Part of a data file:

==========

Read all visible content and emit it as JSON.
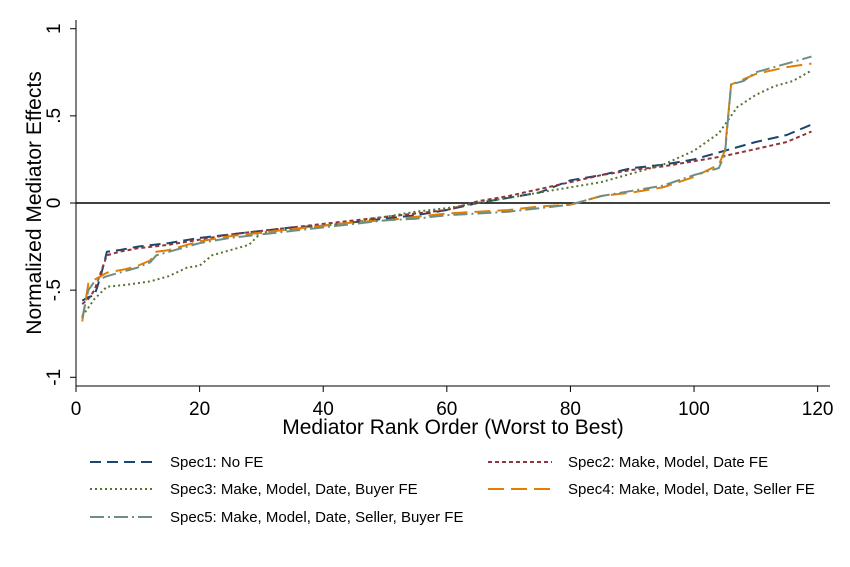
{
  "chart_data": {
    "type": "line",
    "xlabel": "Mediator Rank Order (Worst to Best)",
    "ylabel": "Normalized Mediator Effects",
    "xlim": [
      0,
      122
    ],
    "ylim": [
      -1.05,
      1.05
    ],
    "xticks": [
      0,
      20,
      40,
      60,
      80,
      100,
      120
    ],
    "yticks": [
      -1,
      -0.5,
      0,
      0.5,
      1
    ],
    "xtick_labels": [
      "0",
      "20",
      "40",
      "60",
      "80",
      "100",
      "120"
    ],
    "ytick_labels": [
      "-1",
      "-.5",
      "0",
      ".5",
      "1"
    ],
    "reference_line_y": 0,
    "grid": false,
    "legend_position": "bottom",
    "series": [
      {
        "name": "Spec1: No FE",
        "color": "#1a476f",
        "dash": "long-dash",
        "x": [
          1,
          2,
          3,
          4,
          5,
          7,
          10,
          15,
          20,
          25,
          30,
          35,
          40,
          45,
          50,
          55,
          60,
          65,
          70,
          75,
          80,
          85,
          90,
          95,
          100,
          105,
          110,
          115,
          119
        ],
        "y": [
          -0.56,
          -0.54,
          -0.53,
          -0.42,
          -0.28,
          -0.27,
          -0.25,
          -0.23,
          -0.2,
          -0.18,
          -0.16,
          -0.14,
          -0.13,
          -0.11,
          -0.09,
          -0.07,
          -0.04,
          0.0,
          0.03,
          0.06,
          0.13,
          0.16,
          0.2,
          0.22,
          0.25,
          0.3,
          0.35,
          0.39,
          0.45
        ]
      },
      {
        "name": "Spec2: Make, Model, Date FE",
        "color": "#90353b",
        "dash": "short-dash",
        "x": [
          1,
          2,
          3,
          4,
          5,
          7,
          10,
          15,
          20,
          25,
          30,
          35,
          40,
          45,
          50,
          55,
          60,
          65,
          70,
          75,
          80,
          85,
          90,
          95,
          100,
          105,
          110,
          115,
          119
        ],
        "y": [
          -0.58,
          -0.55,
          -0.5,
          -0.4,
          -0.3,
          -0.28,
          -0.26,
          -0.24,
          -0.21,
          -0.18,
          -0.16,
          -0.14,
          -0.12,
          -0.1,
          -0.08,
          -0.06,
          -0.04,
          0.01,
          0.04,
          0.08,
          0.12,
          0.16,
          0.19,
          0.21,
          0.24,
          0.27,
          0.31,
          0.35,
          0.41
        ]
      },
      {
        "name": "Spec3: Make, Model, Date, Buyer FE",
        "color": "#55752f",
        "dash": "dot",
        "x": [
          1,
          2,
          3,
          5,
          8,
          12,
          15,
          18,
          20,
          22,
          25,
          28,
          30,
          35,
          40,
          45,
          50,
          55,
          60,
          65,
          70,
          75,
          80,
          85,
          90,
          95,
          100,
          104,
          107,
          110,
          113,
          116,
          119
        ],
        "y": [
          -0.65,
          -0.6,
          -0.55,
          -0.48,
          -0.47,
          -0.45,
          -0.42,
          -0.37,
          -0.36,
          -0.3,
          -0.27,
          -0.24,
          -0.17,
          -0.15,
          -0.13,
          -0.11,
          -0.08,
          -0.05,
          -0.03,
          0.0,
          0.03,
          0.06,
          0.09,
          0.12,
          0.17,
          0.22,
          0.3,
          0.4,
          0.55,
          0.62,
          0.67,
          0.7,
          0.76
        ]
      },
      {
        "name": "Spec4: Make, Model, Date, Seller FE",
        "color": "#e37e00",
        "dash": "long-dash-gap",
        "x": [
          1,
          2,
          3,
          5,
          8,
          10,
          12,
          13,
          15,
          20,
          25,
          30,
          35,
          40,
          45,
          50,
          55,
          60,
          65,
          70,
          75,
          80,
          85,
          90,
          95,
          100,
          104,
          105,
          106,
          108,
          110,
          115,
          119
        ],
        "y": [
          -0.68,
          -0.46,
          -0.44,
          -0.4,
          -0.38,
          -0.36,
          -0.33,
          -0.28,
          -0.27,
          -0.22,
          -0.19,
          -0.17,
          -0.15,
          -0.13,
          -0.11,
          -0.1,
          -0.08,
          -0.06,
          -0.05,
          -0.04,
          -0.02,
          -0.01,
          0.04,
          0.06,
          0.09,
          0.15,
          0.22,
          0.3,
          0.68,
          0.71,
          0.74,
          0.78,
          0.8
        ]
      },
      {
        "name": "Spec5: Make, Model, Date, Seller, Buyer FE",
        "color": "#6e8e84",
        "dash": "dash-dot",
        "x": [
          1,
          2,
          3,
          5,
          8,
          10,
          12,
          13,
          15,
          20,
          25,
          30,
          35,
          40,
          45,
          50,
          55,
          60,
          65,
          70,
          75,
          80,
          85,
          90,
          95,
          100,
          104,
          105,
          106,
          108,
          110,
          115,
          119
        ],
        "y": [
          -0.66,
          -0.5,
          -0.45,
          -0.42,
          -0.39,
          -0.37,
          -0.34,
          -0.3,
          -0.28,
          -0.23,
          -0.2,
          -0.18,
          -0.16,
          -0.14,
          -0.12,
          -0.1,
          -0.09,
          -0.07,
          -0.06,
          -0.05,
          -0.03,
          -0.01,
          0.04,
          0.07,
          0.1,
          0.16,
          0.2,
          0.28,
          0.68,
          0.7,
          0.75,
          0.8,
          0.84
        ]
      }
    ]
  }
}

==========

(Written request): Pictures appear in the records above. Output everything except them, exactly.

(Written solution):
Read all visible content and emit it as JSON.
{
  "chart_data": {
    "type": "line",
    "xlabel": "Mediator Rank Order (Worst to Best)",
    "ylabel": "Normalized Mediator Effects",
    "xlim": [
      0,
      122
    ],
    "ylim": [
      -1.05,
      1.05
    ],
    "xticks": [
      0,
      20,
      40,
      60,
      80,
      100,
      120
    ],
    "yticks": [
      -1,
      -0.5,
      0,
      0.5,
      1
    ],
    "xtick_labels": [
      "0",
      "20",
      "40",
      "60",
      "80",
      "100",
      "120"
    ],
    "ytick_labels": [
      "-1",
      "-.5",
      "0",
      ".5",
      "1"
    ],
    "reference_line_y": 0,
    "grid": false,
    "legend_position": "bottom",
    "series": [
      {
        "name": "Spec1: No FE",
        "color": "#1a476f",
        "dash": "long-dash",
        "x": [
          1,
          2,
          3,
          4,
          5,
          7,
          10,
          15,
          20,
          25,
          30,
          35,
          40,
          45,
          50,
          55,
          60,
          65,
          70,
          75,
          80,
          85,
          90,
          95,
          100,
          105,
          110,
          115,
          119
        ],
        "y": [
          -0.56,
          -0.54,
          -0.53,
          -0.42,
          -0.28,
          -0.27,
          -0.25,
          -0.23,
          -0.2,
          -0.18,
          -0.16,
          -0.14,
          -0.13,
          -0.11,
          -0.09,
          -0.07,
          -0.04,
          0.0,
          0.03,
          0.06,
          0.13,
          0.16,
          0.2,
          0.22,
          0.25,
          0.3,
          0.35,
          0.39,
          0.45
        ]
      },
      {
        "name": "Spec2: Make, Model, Date FE",
        "color": "#90353b",
        "dash": "short-dash",
        "x": [
          1,
          2,
          3,
          4,
          5,
          7,
          10,
          15,
          20,
          25,
          30,
          35,
          40,
          45,
          50,
          55,
          60,
          65,
          70,
          75,
          80,
          85,
          90,
          95,
          100,
          105,
          110,
          115,
          119
        ],
        "y": [
          -0.58,
          -0.55,
          -0.5,
          -0.4,
          -0.3,
          -0.28,
          -0.26,
          -0.24,
          -0.21,
          -0.18,
          -0.16,
          -0.14,
          -0.12,
          -0.1,
          -0.08,
          -0.06,
          -0.04,
          0.01,
          0.04,
          0.08,
          0.12,
          0.16,
          0.19,
          0.21,
          0.24,
          0.27,
          0.31,
          0.35,
          0.41
        ]
      },
      {
        "name": "Spec3: Make, Model, Date, Buyer FE",
        "color": "#55752f",
        "dash": "dot",
        "x": [
          1,
          2,
          3,
          5,
          8,
          12,
          15,
          18,
          20,
          22,
          25,
          28,
          30,
          35,
          40,
          45,
          50,
          55,
          60,
          65,
          70,
          75,
          80,
          85,
          90,
          95,
          100,
          104,
          107,
          110,
          113,
          116,
          119
        ],
        "y": [
          -0.65,
          -0.6,
          -0.55,
          -0.48,
          -0.47,
          -0.45,
          -0.42,
          -0.37,
          -0.36,
          -0.3,
          -0.27,
          -0.24,
          -0.17,
          -0.15,
          -0.13,
          -0.11,
          -0.08,
          -0.05,
          -0.03,
          0.0,
          0.03,
          0.06,
          0.09,
          0.12,
          0.17,
          0.22,
          0.3,
          0.4,
          0.55,
          0.62,
          0.67,
          0.7,
          0.76
        ]
      },
      {
        "name": "Spec4: Make, Model, Date, Seller FE",
        "color": "#e37e00",
        "dash": "long-dash-gap",
        "x": [
          1,
          2,
          3,
          5,
          8,
          10,
          12,
          13,
          15,
          20,
          25,
          30,
          35,
          40,
          45,
          50,
          55,
          60,
          65,
          70,
          75,
          80,
          85,
          90,
          95,
          100,
          104,
          105,
          106,
          108,
          110,
          115,
          119
        ],
        "y": [
          -0.68,
          -0.46,
          -0.44,
          -0.4,
          -0.38,
          -0.36,
          -0.33,
          -0.28,
          -0.27,
          -0.22,
          -0.19,
          -0.17,
          -0.15,
          -0.13,
          -0.11,
          -0.1,
          -0.08,
          -0.06,
          -0.05,
          -0.04,
          -0.02,
          -0.01,
          0.04,
          0.06,
          0.09,
          0.15,
          0.22,
          0.3,
          0.68,
          0.71,
          0.74,
          0.78,
          0.8
        ]
      },
      {
        "name": "Spec5: Make, Model, Date, Seller, Buyer FE",
        "color": "#6e8e84",
        "dash": "dash-dot",
        "x": [
          1,
          2,
          3,
          5,
          8,
          10,
          12,
          13,
          15,
          20,
          25,
          30,
          35,
          40,
          45,
          50,
          55,
          60,
          65,
          70,
          75,
          80,
          85,
          90,
          95,
          100,
          104,
          105,
          106,
          108,
          110,
          115,
          119
        ],
        "y": [
          -0.66,
          -0.5,
          -0.45,
          -0.42,
          -0.39,
          -0.37,
          -0.34,
          -0.3,
          -0.28,
          -0.23,
          -0.2,
          -0.18,
          -0.16,
          -0.14,
          -0.12,
          -0.1,
          -0.09,
          -0.07,
          -0.06,
          -0.05,
          -0.03,
          -0.01,
          0.04,
          0.07,
          0.1,
          0.16,
          0.2,
          0.28,
          0.68,
          0.7,
          0.75,
          0.8,
          0.84
        ]
      }
    ]
  }
}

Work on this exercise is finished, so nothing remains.